§ **WHAT THE TASK REQUIRES**:
Scan the entries below for the word "India". Copy each line that has it.

§ **GIVEN RECORDS**:
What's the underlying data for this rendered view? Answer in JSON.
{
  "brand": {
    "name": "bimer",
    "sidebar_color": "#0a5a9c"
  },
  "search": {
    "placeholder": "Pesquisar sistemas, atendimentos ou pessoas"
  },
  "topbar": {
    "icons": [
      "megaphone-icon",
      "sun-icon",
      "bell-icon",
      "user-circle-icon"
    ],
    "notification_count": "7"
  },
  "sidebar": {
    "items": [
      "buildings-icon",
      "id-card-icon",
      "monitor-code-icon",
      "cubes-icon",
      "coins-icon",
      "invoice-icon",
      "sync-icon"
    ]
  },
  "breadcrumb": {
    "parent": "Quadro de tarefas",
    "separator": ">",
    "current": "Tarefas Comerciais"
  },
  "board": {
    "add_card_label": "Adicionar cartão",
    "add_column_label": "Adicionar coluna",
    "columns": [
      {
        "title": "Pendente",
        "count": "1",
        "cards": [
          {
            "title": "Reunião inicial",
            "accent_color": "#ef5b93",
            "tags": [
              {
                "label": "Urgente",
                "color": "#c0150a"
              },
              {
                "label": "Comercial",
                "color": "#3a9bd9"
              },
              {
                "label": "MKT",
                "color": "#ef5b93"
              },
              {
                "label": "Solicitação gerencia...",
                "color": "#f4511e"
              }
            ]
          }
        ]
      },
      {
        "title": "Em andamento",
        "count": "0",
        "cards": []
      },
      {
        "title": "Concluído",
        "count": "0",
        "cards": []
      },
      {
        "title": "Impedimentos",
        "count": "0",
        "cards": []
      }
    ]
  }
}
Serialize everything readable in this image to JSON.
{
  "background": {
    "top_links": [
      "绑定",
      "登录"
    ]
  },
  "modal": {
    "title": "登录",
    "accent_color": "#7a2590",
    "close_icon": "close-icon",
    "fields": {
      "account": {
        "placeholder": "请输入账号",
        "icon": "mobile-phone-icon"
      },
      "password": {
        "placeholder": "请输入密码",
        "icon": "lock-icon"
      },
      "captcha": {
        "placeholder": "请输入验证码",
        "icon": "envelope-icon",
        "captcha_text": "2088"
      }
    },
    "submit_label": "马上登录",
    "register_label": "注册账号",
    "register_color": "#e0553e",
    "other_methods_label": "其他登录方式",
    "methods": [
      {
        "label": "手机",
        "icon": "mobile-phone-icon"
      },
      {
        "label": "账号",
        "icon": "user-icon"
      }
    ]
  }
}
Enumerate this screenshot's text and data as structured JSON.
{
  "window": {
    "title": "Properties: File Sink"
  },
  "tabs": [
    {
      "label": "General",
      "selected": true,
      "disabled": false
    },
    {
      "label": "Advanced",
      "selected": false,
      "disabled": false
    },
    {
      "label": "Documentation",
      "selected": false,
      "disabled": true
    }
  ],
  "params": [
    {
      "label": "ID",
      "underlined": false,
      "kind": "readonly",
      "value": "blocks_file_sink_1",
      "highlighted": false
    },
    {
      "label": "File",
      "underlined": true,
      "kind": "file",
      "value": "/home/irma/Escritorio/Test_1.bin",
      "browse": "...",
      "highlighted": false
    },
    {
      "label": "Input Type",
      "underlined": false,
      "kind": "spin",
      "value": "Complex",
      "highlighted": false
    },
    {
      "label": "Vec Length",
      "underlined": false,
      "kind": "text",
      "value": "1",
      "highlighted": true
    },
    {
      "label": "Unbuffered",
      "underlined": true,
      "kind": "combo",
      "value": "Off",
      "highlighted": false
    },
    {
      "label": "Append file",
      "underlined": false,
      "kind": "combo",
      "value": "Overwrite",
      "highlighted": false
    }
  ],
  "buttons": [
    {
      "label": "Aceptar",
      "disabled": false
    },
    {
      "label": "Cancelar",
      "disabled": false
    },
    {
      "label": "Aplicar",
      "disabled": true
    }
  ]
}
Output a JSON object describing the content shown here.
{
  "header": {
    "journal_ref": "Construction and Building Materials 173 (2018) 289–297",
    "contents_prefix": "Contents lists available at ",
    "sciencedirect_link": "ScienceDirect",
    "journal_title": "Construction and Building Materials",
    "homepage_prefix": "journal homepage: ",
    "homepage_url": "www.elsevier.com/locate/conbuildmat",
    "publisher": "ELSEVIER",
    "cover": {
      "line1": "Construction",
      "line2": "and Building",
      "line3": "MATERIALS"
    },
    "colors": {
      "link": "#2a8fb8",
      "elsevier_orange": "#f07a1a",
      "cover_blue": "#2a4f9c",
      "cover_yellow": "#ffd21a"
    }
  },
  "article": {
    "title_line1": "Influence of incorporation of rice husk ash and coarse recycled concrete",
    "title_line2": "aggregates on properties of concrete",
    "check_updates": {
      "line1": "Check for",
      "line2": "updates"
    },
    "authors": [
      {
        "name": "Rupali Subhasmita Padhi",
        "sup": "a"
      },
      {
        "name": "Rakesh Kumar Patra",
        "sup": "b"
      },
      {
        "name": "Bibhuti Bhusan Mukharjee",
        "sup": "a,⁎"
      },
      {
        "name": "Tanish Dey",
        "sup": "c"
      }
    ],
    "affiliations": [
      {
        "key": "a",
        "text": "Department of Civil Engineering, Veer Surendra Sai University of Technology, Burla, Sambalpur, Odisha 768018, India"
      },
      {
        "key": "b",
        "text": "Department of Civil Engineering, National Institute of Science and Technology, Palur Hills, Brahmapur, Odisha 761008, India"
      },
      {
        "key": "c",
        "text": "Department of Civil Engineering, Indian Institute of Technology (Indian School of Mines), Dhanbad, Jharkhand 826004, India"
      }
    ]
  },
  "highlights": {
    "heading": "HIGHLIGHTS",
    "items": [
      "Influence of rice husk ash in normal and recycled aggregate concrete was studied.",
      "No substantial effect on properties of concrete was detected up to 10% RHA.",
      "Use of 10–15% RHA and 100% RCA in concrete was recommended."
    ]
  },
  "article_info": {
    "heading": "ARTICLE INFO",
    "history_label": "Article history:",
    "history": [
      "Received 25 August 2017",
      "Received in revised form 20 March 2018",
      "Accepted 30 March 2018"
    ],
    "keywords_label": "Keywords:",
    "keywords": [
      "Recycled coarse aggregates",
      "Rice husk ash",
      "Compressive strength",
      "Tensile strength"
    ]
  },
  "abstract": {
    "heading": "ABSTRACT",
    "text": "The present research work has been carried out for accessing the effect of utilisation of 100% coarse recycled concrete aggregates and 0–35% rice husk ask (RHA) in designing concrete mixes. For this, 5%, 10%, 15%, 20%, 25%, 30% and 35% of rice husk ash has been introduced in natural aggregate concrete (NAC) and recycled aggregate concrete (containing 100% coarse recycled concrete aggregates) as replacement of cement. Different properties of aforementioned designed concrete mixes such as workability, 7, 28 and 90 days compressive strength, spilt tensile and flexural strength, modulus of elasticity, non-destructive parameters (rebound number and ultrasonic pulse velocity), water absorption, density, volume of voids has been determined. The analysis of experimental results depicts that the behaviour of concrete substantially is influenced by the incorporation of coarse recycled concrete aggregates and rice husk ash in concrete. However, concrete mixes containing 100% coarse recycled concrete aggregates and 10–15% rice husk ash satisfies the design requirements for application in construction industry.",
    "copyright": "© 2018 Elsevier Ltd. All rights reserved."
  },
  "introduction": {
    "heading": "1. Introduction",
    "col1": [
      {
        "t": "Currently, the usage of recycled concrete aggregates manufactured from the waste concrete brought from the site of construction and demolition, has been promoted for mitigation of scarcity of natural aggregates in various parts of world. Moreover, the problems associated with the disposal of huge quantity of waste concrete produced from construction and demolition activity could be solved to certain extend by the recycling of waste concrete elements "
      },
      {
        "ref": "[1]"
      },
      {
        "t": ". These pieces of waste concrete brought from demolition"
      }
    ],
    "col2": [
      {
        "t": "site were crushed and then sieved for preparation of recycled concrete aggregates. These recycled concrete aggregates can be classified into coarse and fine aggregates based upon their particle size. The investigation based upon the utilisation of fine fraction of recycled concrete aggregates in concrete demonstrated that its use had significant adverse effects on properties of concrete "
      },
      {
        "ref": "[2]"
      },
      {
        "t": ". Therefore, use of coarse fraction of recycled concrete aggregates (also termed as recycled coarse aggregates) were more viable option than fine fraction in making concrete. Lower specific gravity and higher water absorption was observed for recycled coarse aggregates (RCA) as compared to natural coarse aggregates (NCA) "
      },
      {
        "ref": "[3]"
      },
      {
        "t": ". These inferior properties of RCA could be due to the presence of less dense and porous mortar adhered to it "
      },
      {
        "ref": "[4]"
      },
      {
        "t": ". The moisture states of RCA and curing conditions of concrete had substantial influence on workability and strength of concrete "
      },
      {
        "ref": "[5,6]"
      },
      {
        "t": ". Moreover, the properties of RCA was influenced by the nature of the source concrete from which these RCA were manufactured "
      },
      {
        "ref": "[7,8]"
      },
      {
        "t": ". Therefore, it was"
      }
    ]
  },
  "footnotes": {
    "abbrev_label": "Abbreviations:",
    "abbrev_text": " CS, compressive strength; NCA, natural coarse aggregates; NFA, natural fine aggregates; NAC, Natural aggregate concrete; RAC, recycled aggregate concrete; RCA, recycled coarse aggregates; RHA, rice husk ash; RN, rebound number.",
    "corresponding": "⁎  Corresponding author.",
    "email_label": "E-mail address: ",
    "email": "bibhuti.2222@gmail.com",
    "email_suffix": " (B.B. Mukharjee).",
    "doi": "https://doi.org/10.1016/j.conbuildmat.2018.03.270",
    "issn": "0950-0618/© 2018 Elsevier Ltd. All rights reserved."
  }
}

§ **EXERCISE RESPONSE**:
        "text": "Department of Civil Engineering, Veer Surendra Sai University of Technology, Burla, Sambalpur, Odisha 768018, India"
        "text": "Department of Civil Engineering, National Institute of Science and Technology, Palur Hills, Brahmapur, Odisha 761008, India"
        "text": "Department of Civil Engineering, Indian Institute of Technology (Indian School of Mines), Dhanbad, Jharkhand 826004, India"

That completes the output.